= Exercise directions =
Extract the records below word for word and ignore the images.
▼▼▼
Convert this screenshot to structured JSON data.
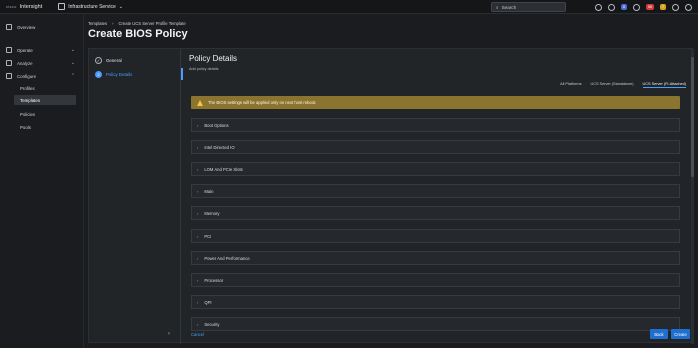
{
  "topbar": {
    "brand_small": "cisco",
    "brand": "Intersight",
    "service": "Infrastructure Service",
    "search_placeholder": "Search",
    "badge_critical": "56",
    "badge_warning": "7",
    "badge_info": "8",
    "colors": {
      "critical": "#d13b3b",
      "warning": "#d7a421",
      "info": "#4a6cd6"
    }
  },
  "sidebar": {
    "items": [
      {
        "label": "Overview",
        "icon": "globe-icon"
      },
      {
        "label": "Operate",
        "icon": "gear-icon"
      },
      {
        "label": "Analyze",
        "icon": "analyze-icon"
      },
      {
        "label": "Configure",
        "icon": "wrench-icon"
      }
    ],
    "sub_items": [
      "Profiles",
      "Templates",
      "Policies",
      "Pools"
    ],
    "active_sub": "Templates"
  },
  "header": {
    "breadcrumb": [
      "Templates",
      "Create UCS Server Profile Template"
    ],
    "title": "Create BIOS Policy"
  },
  "wizard": {
    "steps": [
      {
        "label": "General",
        "state": "done"
      },
      {
        "label": "Policy Details",
        "state": "current",
        "number": "2"
      }
    ],
    "details_title": "Policy Details",
    "details_subtitle": "Add policy details",
    "tabs": [
      "All Platforms",
      "UCS Server (Standalone)",
      "UCS Server (FI-Attached)"
    ],
    "active_tab": "UCS Server (FI-Attached)",
    "warning": "The BIOS settings will be applied only on next host reboot.",
    "sections": [
      "Boot Options",
      "Intel Directed IO",
      "LOM And PCIe Slots",
      "Main",
      "Memory",
      "PCI",
      "Power And Performance",
      "Processor",
      "QPI",
      "Security"
    ],
    "cancel_label": "Cancel",
    "back_label": "Back",
    "create_label": "Create",
    "accent_color": "#1f6fd1"
  }
}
▲▲▲
= Answer to the exercise =
Convert this screenshot to structured JSON data.
{
  "topbar": {
    "brand_small": "cisco",
    "brand": "Intersight",
    "service": "Infrastructure Service",
    "search_placeholder": "Search",
    "badge_critical": "56",
    "badge_warning": "7",
    "badge_info": "8",
    "colors": {
      "critical": "#d13b3b",
      "warning": "#d7a421",
      "info": "#4a6cd6"
    }
  },
  "sidebar": {
    "items": [
      {
        "label": "Overview",
        "icon": "globe-icon"
      },
      {
        "label": "Operate",
        "icon": "gear-icon"
      },
      {
        "label": "Analyze",
        "icon": "analyze-icon"
      },
      {
        "label": "Configure",
        "icon": "wrench-icon"
      }
    ],
    "sub_items": [
      "Profiles",
      "Templates",
      "Policies",
      "Pools"
    ],
    "active_sub": "Templates"
  },
  "header": {
    "breadcrumb": [
      "Templates",
      "Create UCS Server Profile Template"
    ],
    "title": "Create BIOS Policy"
  },
  "wizard": {
    "steps": [
      {
        "label": "General",
        "state": "done"
      },
      {
        "label": "Policy Details",
        "state": "current",
        "number": "2"
      }
    ],
    "details_title": "Policy Details",
    "details_subtitle": "Add policy details",
    "tabs": [
      "All Platforms",
      "UCS Server (Standalone)",
      "UCS Server (FI-Attached)"
    ],
    "active_tab": "UCS Server (FI-Attached)",
    "warning": "The BIOS settings will be applied only on next host reboot.",
    "sections": [
      "Boot Options",
      "Intel Directed IO",
      "LOM And PCIe Slots",
      "Main",
      "Memory",
      "PCI",
      "Power And Performance",
      "Processor",
      "QPI",
      "Security"
    ],
    "cancel_label": "Cancel",
    "back_label": "Back",
    "create_label": "Create",
    "accent_color": "#1f6fd1"
  }
}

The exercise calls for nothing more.